• WRITTEN EXERCISE
Transcribe each of the records below exactly, excluding all pictures.

######

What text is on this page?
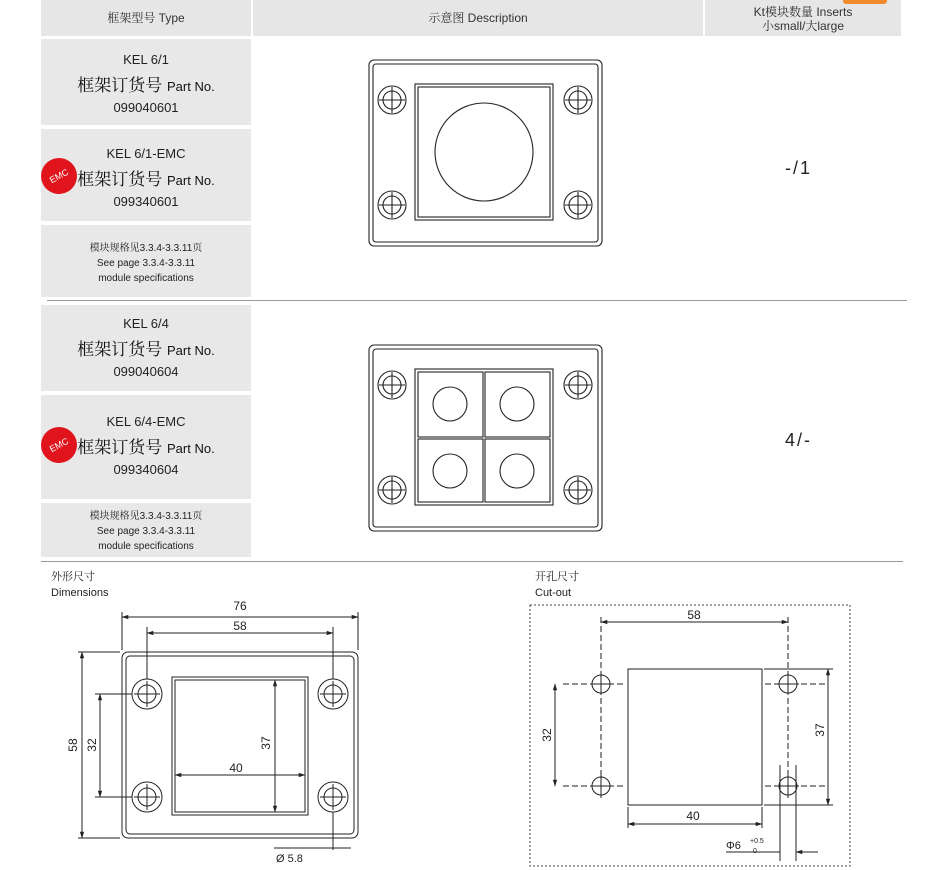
框架型号 Type	示意图 Description	Kt模块数量 Inserts
小small/大large
KEL 6/1
框架订货号 Part No.
099040601
KEL 6/1-EMC
框架订货号 Part No.
099340601
EMC
模块规格见3.3.4-3.3.11页
See page 3.3.4-3.3.11
module specifications
-/1
KEL 6/4
框架订货号 Part No.
099040604
KEL 6/4-EMC
框架订货号 Part No.
099340604
EMC
模块规格见3.3.4-3.3.11页
See page 3.3.4-3.3.11
module specifications
4/-
外形尺寸
Dimensions
76
58
58 32	37
40
Ø 5.8
开孔尺寸
Cut-out
58
32	37
40
Φ6 +0.5
0
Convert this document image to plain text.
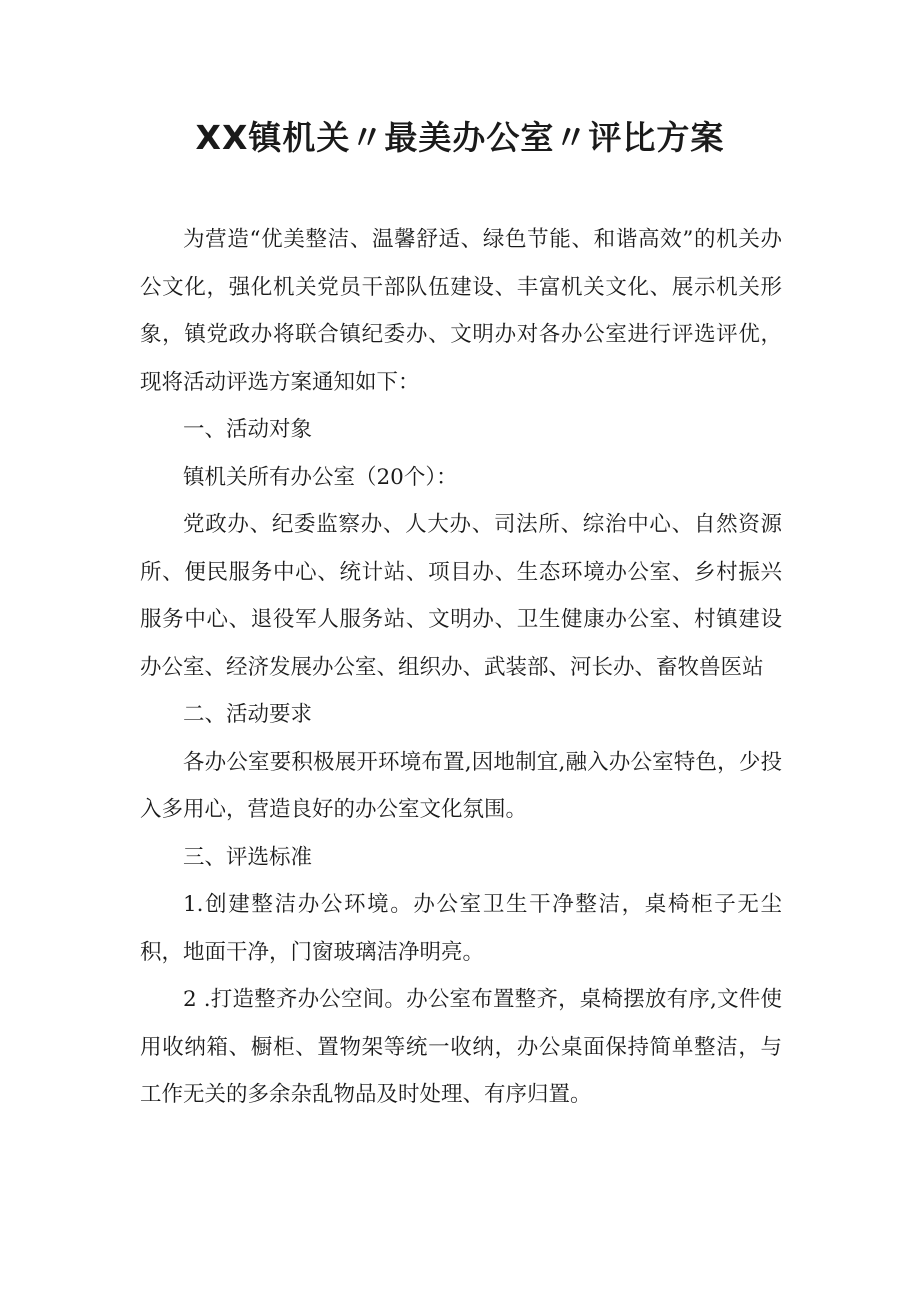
XX镇机关〃最美办公室〃评比方案

为营造“优美整洁、温馨舒适、绿色节能、和谐高效”的机关办公文化，强化机关党员干部队伍建设、丰富机关文化、展示机关形象，镇党政办将联合镇纪委办、文明办对各办公室进行评选评优，现将活动评选方案通知如下：

一、活动对象

镇机关所有办公室（20个）：

党政办、纪委监察办、人大办、司法所、综治中心、自然资源所、便民服务中心、统计站、项目办、生态环境办公室、乡村振兴服务中心、退役军人服务站、文明办、卫生健康办公室、村镇建设办公室、经济发展办公室、组织办、武装部、河长办、畜牧兽医站

二、活动要求

各办公室要积极展开环境布置,因地制宜,融入办公室特色，少投入多用心，营造良好的办公室文化氛围。

三、评选标准

1.创建整洁办公环境。办公室卫生干净整洁，桌椅柜子无尘积，地面干净，门窗玻璃洁净明亮。

2 .打造整齐办公空间。办公室布置整齐，桌椅摆放有序,文件使用收纳箱、橱柜、置物架等统一收纳，办公桌面保持简单整洁，与工作无关的多余杂乱物品及时处理、有序归置。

######

• REPLY
What text is on this page?
框架型号 Type	示意图 Description	Kt模块数量 Inserts
小small/大large
KEL 6/1
框架订货号 Part No.
099040601
KEL 6/1-EMC
框架订货号 Part No.
099340601
EMC
模块规格见3.3.4-3.3.11页
See page 3.3.4-3.3.11
module specifications
-/1
KEL 6/4
框架订货号 Part No.
099040604
KEL 6/4-EMC
框架订货号 Part No.
099340604
EMC
模块规格见3.3.4-3.3.11页
See page 3.3.4-3.3.11
module specifications
4/-
外形尺寸
Dimensions
76
58
58 32	37
40
Ø 5.8
开孔尺寸
Cut-out
58
32	37
40
Φ6 +0.5
0
Convert this document image to plain text.
XX镇机关〃最美办公室〃评比方案

为营造“优美整洁、温馨舒适、绿色节能、和谐高效”的机关办公文化，强化机关党员干部队伍建设、丰富机关文化、展示机关形象，镇党政办将联合镇纪委办、文明办对各办公室进行评选评优，现将活动评选方案通知如下：

一、活动对象

镇机关所有办公室（20个）：

党政办、纪委监察办、人大办、司法所、综治中心、自然资源所、便民服务中心、统计站、项目办、生态环境办公室、乡村振兴服务中心、退役军人服务站、文明办、卫生健康办公室、村镇建设办公室、经济发展办公室、组织办、武装部、河长办、畜牧兽医站

二、活动要求

各办公室要积极展开环境布置,因地制宜,融入办公室特色，少投入多用心，营造良好的办公室文化氛围。

三、评选标准

1.创建整洁办公环境。办公室卫生干净整洁，桌椅柜子无尘积，地面干净，门窗玻璃洁净明亮。

2 .打造整齐办公空间。办公室布置整齐，桌椅摆放有序,文件使用收纳箱、橱柜、置物架等统一收纳，办公桌面保持简单整洁，与工作无关的多余杂乱物品及时处理、有序归置。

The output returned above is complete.